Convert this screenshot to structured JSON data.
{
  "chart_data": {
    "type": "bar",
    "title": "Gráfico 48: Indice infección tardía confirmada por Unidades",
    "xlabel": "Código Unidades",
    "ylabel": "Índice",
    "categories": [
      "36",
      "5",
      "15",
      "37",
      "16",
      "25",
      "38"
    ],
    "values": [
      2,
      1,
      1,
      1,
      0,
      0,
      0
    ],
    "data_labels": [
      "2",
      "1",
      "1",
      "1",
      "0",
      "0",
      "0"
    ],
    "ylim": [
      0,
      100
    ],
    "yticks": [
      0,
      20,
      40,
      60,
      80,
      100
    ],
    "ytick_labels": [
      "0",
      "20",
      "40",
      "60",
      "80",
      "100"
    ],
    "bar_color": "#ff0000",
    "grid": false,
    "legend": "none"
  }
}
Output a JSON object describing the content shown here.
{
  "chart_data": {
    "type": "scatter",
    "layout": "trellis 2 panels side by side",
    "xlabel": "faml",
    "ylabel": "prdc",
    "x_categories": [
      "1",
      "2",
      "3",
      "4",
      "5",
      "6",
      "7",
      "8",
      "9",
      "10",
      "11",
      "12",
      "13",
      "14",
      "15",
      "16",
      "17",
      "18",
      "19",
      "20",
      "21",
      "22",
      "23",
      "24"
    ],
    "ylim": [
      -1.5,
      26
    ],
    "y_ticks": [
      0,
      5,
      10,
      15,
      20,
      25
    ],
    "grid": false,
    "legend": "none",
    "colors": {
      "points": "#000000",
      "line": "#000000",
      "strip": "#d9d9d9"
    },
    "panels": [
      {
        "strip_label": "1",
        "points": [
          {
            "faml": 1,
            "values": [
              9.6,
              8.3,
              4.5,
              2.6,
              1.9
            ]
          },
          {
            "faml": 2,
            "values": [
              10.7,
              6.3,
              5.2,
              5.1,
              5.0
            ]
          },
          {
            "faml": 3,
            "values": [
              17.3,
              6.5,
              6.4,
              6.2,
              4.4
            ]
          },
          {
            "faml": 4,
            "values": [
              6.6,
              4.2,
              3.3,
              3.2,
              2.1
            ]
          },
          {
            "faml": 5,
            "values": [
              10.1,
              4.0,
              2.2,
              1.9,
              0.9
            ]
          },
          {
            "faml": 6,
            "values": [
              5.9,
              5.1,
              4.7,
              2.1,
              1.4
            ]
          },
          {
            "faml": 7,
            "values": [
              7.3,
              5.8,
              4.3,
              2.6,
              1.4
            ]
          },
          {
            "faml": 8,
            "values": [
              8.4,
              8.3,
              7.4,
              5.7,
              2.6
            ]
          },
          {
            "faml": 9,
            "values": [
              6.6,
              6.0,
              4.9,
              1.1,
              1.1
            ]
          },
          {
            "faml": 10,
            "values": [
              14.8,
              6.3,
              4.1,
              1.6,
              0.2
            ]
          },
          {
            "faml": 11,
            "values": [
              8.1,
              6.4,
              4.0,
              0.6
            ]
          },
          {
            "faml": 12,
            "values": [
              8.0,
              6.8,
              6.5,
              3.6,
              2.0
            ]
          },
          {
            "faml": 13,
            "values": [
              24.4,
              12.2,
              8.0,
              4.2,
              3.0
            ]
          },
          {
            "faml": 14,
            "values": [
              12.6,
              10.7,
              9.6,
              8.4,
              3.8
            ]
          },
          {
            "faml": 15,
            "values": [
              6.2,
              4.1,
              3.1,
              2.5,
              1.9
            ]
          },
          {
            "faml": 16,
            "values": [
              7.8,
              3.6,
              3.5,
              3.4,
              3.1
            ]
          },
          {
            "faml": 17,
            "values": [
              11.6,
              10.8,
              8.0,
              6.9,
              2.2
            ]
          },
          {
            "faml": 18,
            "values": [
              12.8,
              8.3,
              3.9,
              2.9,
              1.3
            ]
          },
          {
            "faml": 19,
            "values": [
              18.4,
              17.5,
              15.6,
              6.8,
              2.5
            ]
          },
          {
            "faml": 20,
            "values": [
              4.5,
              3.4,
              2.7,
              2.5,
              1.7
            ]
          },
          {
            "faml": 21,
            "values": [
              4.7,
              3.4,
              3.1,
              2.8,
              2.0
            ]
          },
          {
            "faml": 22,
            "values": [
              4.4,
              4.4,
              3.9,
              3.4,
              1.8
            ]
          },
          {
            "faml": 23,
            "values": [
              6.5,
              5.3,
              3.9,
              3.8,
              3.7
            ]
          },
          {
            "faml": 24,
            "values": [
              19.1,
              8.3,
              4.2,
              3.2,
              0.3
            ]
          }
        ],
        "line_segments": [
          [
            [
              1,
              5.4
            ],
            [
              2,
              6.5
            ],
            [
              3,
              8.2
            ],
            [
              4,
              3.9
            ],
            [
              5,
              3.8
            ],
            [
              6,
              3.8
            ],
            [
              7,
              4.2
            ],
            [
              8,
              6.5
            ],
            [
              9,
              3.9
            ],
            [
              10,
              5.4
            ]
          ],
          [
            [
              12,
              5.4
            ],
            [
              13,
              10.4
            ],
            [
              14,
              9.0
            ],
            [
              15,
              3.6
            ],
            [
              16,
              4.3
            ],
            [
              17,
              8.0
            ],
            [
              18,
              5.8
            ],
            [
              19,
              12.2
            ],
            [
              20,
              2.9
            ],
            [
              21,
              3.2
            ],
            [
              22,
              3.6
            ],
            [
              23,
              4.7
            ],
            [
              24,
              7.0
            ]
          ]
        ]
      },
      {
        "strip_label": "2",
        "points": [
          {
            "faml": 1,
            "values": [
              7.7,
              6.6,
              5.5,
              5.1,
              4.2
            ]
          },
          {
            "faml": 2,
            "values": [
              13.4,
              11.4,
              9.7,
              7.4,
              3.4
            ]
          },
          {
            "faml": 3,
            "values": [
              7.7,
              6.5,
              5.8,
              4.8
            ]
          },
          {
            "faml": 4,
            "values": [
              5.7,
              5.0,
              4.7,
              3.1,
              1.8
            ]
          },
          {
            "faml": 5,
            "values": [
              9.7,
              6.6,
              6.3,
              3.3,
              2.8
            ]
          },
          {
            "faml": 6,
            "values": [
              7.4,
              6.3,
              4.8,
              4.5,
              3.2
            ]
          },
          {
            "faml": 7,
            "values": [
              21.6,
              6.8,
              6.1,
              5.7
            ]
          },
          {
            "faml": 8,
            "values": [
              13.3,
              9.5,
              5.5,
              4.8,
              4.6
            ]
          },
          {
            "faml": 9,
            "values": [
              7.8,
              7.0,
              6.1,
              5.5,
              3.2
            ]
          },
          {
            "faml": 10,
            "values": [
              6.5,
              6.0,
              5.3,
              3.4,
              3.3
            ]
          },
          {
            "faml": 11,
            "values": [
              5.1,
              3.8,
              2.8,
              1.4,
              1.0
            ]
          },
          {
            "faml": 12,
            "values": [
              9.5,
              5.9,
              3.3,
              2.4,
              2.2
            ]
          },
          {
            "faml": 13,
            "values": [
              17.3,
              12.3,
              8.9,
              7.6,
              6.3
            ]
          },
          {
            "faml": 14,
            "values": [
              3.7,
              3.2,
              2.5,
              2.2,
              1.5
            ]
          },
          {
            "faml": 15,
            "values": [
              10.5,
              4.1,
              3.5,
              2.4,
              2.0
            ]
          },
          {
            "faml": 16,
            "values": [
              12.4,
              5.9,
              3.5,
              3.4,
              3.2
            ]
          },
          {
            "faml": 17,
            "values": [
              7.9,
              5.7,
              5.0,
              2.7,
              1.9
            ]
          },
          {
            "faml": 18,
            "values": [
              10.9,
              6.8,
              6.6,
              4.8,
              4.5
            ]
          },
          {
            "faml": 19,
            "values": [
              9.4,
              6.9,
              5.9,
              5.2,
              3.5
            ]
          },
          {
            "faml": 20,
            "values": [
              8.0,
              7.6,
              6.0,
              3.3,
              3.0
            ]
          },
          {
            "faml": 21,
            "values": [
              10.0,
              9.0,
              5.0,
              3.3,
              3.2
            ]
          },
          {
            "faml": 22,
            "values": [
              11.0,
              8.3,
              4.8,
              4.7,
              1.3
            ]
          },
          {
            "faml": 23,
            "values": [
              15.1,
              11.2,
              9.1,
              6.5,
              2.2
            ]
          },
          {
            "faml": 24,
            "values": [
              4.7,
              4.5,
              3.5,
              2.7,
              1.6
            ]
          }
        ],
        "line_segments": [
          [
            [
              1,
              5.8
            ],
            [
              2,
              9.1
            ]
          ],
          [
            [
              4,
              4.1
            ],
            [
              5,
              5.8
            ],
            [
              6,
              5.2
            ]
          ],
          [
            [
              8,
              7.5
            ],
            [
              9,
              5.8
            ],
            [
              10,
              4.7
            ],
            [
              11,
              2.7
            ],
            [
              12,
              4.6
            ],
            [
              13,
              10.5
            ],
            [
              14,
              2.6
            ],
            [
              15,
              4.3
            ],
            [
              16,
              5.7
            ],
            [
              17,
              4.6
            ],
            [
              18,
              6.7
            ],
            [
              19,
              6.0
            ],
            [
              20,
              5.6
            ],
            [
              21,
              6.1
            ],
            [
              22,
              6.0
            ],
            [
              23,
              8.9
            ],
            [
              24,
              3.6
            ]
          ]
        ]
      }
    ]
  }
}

━━━━━━━━━━━━━━━━━━━━

> PROBLEM TO WORK ON
Find every line that holds "xlabel" and copy it.

> FULL OUTPUT
    "xlabel": "Código Unidades",
    "xlabel": "faml",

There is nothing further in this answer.